**What you will do**
For each line below that contains the string "structure", copy that line.

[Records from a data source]
^^^^^^^^^^^^^^^^

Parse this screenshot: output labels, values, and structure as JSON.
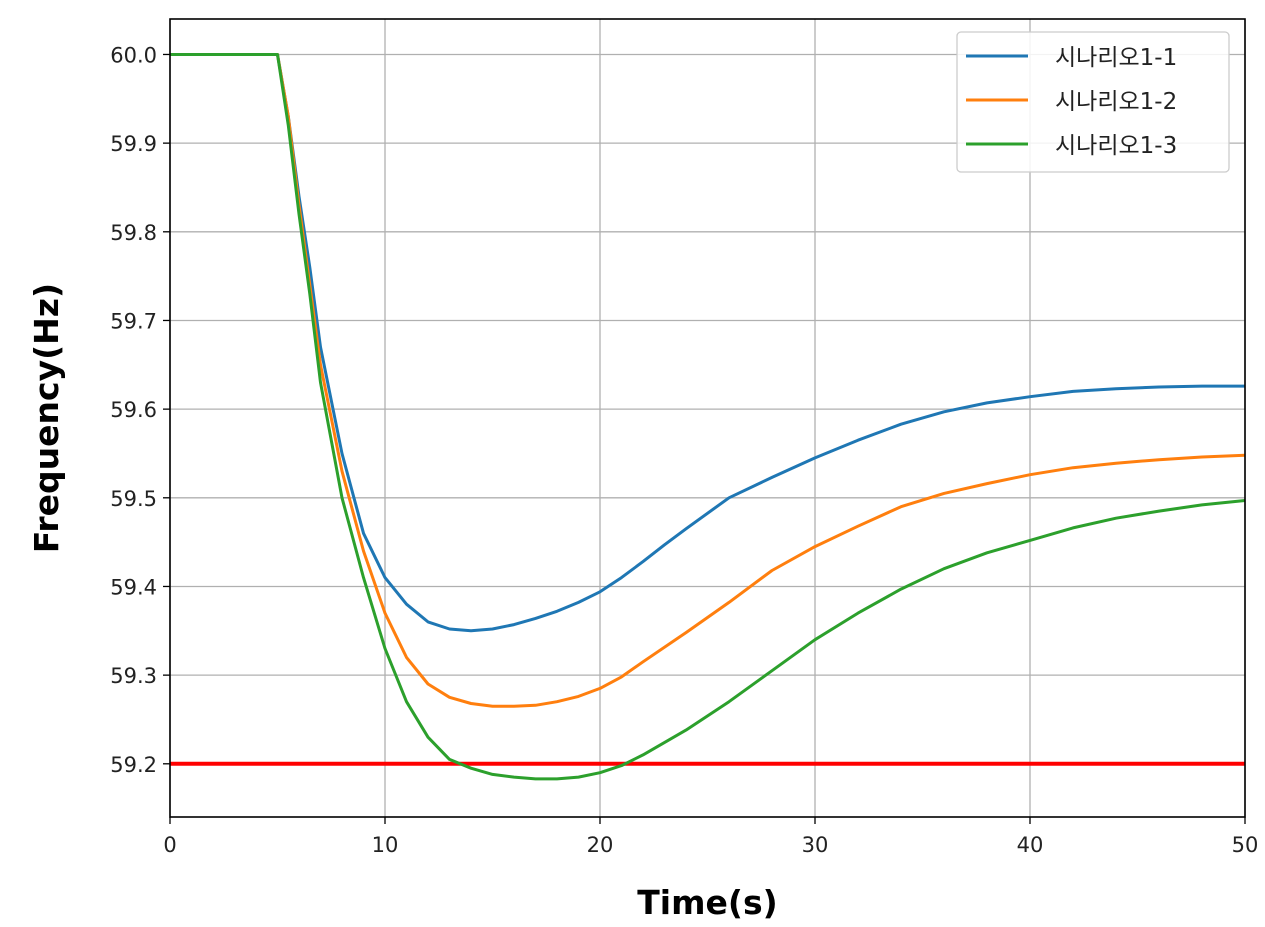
{
  "chart_data": {
    "type": "line",
    "title": "",
    "xlabel": "Time(s)",
    "ylabel": "Frequency(Hz)",
    "xlim": [
      0,
      50
    ],
    "ylim": [
      59.14,
      60.04
    ],
    "xticks": [
      "0",
      "10",
      "20",
      "30",
      "40",
      "50"
    ],
    "yticks": [
      "59.2",
      "59.3",
      "59.4",
      "59.5",
      "59.6",
      "59.7",
      "59.8",
      "59.9",
      "60.0"
    ],
    "grid": true,
    "legend_position": "top-right",
    "series": [
      {
        "name": "시나리오1-1",
        "color": "#1f77b4",
        "x": [
          0,
          5,
          5.5,
          6,
          6.5,
          7,
          8,
          9,
          10,
          11,
          12,
          13,
          14,
          15,
          16,
          17,
          18,
          19,
          20,
          21,
          22,
          23,
          24,
          26,
          28,
          30,
          32,
          34,
          36,
          38,
          40,
          42,
          44,
          46,
          48,
          50
        ],
        "values": [
          60.0,
          60.0,
          59.93,
          59.84,
          59.76,
          59.67,
          59.55,
          59.46,
          59.41,
          59.38,
          59.36,
          59.352,
          59.35,
          59.352,
          59.357,
          59.364,
          59.372,
          59.382,
          59.394,
          59.41,
          59.428,
          59.447,
          59.465,
          59.5,
          59.523,
          59.545,
          59.565,
          59.583,
          59.597,
          59.607,
          59.614,
          59.62,
          59.623,
          59.625,
          59.626,
          59.626
        ]
      },
      {
        "name": "시나리오1-2",
        "color": "#ff7f0e",
        "x": [
          0,
          5,
          5.5,
          6,
          6.5,
          7,
          8,
          9,
          10,
          11,
          12,
          13,
          14,
          15,
          16,
          17,
          18,
          19,
          20,
          21,
          22,
          24,
          26,
          28,
          30,
          32,
          34,
          36,
          38,
          40,
          42,
          44,
          46,
          48,
          50
        ],
        "values": [
          60.0,
          60.0,
          59.93,
          59.83,
          59.74,
          59.65,
          59.53,
          59.44,
          59.37,
          59.32,
          59.29,
          59.275,
          59.268,
          59.265,
          59.265,
          59.266,
          59.27,
          59.276,
          59.285,
          59.298,
          59.315,
          59.348,
          59.382,
          59.418,
          59.445,
          59.468,
          59.49,
          59.505,
          59.516,
          59.526,
          59.534,
          59.539,
          59.543,
          59.546,
          59.548
        ]
      },
      {
        "name": "시나리오1-3",
        "color": "#2ca02c",
        "x": [
          0,
          5,
          5.5,
          6,
          6.5,
          7,
          8,
          9,
          10,
          11,
          12,
          13,
          14,
          15,
          16,
          17,
          18,
          19,
          20,
          21,
          22,
          24,
          26,
          28,
          30,
          32,
          34,
          36,
          38,
          40,
          42,
          44,
          46,
          48,
          50
        ],
        "values": [
          60.0,
          60.0,
          59.92,
          59.82,
          59.73,
          59.63,
          59.5,
          59.41,
          59.33,
          59.27,
          59.23,
          59.205,
          59.195,
          59.188,
          59.185,
          59.183,
          59.183,
          59.185,
          59.19,
          59.198,
          59.21,
          59.238,
          59.27,
          59.305,
          59.34,
          59.37,
          59.397,
          59.42,
          59.438,
          59.452,
          59.466,
          59.477,
          59.485,
          59.492,
          59.497
        ]
      }
    ],
    "annotations": [
      {
        "type": "hline",
        "y": 59.2,
        "color": "#ff0000"
      }
    ]
  }
}
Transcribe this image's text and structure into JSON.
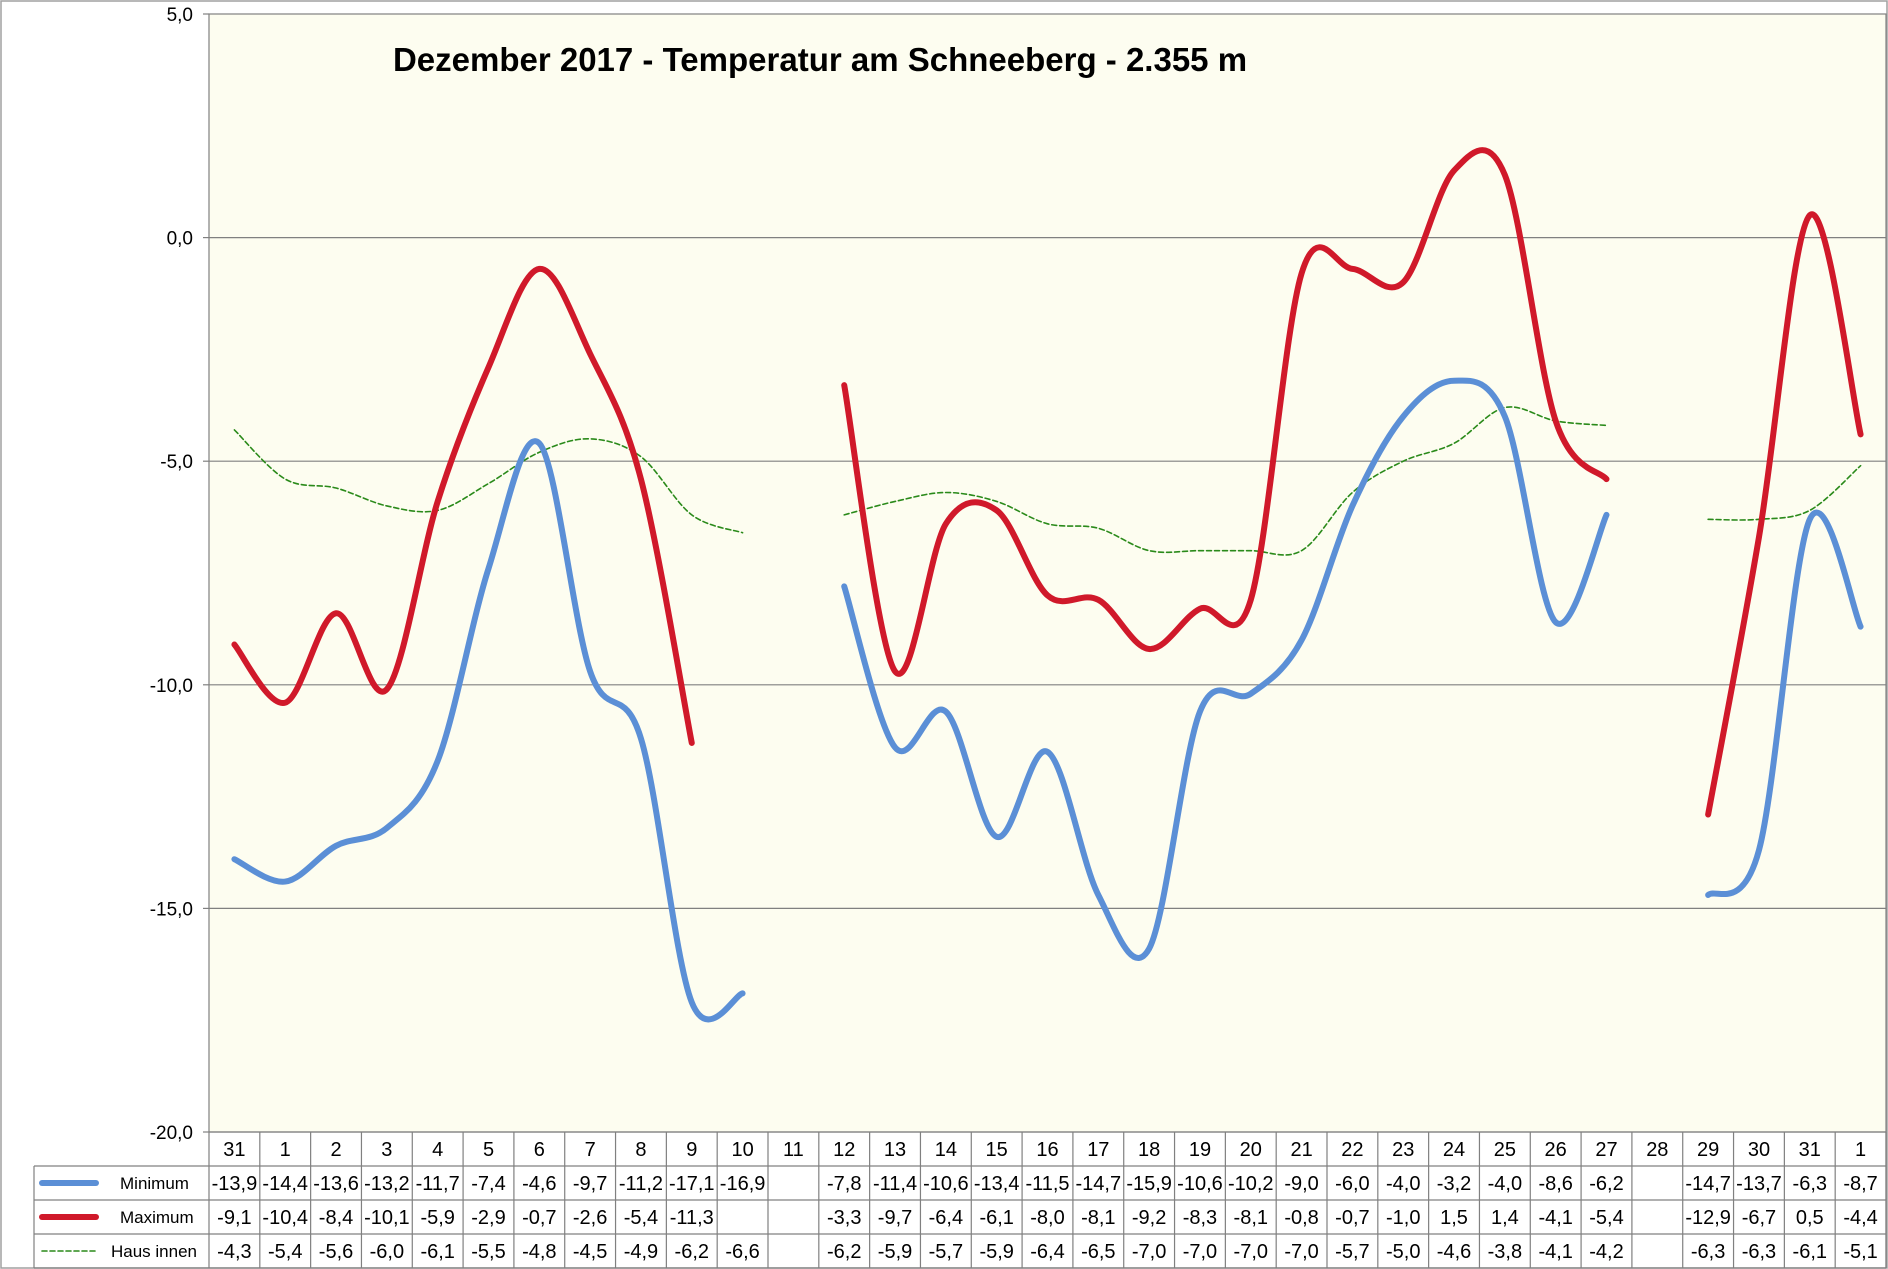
{
  "chart_data": {
    "type": "line",
    "title": "Dezember 2017 - Temperatur am Schneeberg - 2.355 m",
    "ylim": [
      -20,
      5
    ],
    "yticks": [
      "5,0",
      "0,0",
      "-5,0",
      "-10,0",
      "-15,0",
      "-20,0"
    ],
    "ytick_values": [
      5,
      0,
      -5,
      -10,
      -15,
      -20
    ],
    "grid": true,
    "legend": "table-left",
    "categories": [
      "31",
      "1",
      "2",
      "3",
      "4",
      "5",
      "6",
      "7",
      "8",
      "9",
      "10",
      "11",
      "12",
      "13",
      "14",
      "15",
      "16",
      "17",
      "18",
      "19",
      "20",
      "21",
      "22",
      "23",
      "24",
      "25",
      "26",
      "27",
      "28",
      "29",
      "30",
      "31",
      "1"
    ],
    "series": [
      {
        "name": "Minimum",
        "color": "#5b8fd6",
        "style": "thick",
        "values": [
          -13.9,
          -14.4,
          -13.6,
          -13.2,
          -11.7,
          -7.4,
          -4.6,
          -9.7,
          -11.2,
          -17.1,
          -16.9,
          null,
          -7.8,
          -11.4,
          -10.6,
          -13.4,
          -11.5,
          -14.7,
          -15.9,
          -10.6,
          -10.2,
          -9.0,
          -6.0,
          -4.0,
          -3.2,
          -4.0,
          -8.6,
          -6.2,
          null,
          -14.7,
          -13.7,
          -6.3,
          -8.7
        ],
        "labels": [
          "-13,9",
          "-14,4",
          "-13,6",
          "-13,2",
          "-11,7",
          "-7,4",
          "-4,6",
          "-9,7",
          "-11,2",
          "-17,1",
          "-16,9",
          "",
          "-7,8",
          "-11,4",
          "-10,6",
          "-13,4",
          "-11,5",
          "-14,7",
          "-15,9",
          "-10,6",
          "-10,2",
          "-9,0",
          "-6,0",
          "-4,0",
          "-3,2",
          "-4,0",
          "-8,6",
          "-6,2",
          "",
          "-14,7",
          "-13,7",
          "-6,3",
          "-8,7"
        ]
      },
      {
        "name": "Maximum",
        "color": "#d0192a",
        "style": "thick",
        "values": [
          -9.1,
          -10.4,
          -8.4,
          -10.1,
          -5.9,
          -2.9,
          -0.7,
          -2.6,
          -5.4,
          -11.3,
          null,
          null,
          -3.3,
          -9.7,
          -6.4,
          -6.1,
          -8.0,
          -8.1,
          -9.2,
          -8.3,
          -8.1,
          -0.8,
          -0.7,
          -1.0,
          1.5,
          1.4,
          -4.1,
          -5.4,
          null,
          -12.9,
          -6.7,
          0.5,
          -4.4
        ],
        "labels": [
          "-9,1",
          "-10,4",
          "-8,4",
          "-10,1",
          "-5,9",
          "-2,9",
          "-0,7",
          "-2,6",
          "-5,4",
          "-11,3",
          "",
          "",
          "-3,3",
          "-9,7",
          "-6,4",
          "-6,1",
          "-8,0",
          "-8,1",
          "-9,2",
          "-8,3",
          "-8,1",
          "-0,8",
          "-0,7",
          "-1,0",
          "1,5",
          "1,4",
          "-4,1",
          "-5,4",
          "",
          "-12,9",
          "-6,7",
          "0,5",
          "-4,4"
        ]
      },
      {
        "name": "Haus innen",
        "color": "#2a8a1a",
        "style": "dashed",
        "values": [
          -4.3,
          -5.4,
          -5.6,
          -6.0,
          -6.1,
          -5.5,
          -4.8,
          -4.5,
          -4.9,
          -6.2,
          -6.6,
          null,
          -6.2,
          -5.9,
          -5.7,
          -5.9,
          -6.4,
          -6.5,
          -7.0,
          -7.0,
          -7.0,
          -7.0,
          -5.7,
          -5.0,
          -4.6,
          -3.8,
          -4.1,
          -4.2,
          null,
          -6.3,
          -6.3,
          -6.1,
          -5.1
        ],
        "labels": [
          "-4,3",
          "-5,4",
          "-5,6",
          "-6,0",
          "-6,1",
          "-5,5",
          "-4,8",
          "-4,5",
          "-4,9",
          "-6,2",
          "-6,6",
          "",
          "-6,2",
          "-5,9",
          "-5,7",
          "-5,9",
          "-6,4",
          "-6,5",
          "-7,0",
          "-7,0",
          "-7,0",
          "-7,0",
          "-5,7",
          "-5,0",
          "-4,6",
          "-3,8",
          "-4,1",
          "-4,2",
          "",
          "-6,3",
          "-6,3",
          "-6,1",
          "-5,1"
        ]
      }
    ]
  },
  "colors": {
    "plot_background": "#fdfdf0",
    "grid": "#808080",
    "border": "#808080"
  }
}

^^^^^^^^^^^^^^^^

**Solution to this exercise**
Parse this screenshot: output labels, values, and structure as JSON.
Transcribe this image's text and structure into JSON.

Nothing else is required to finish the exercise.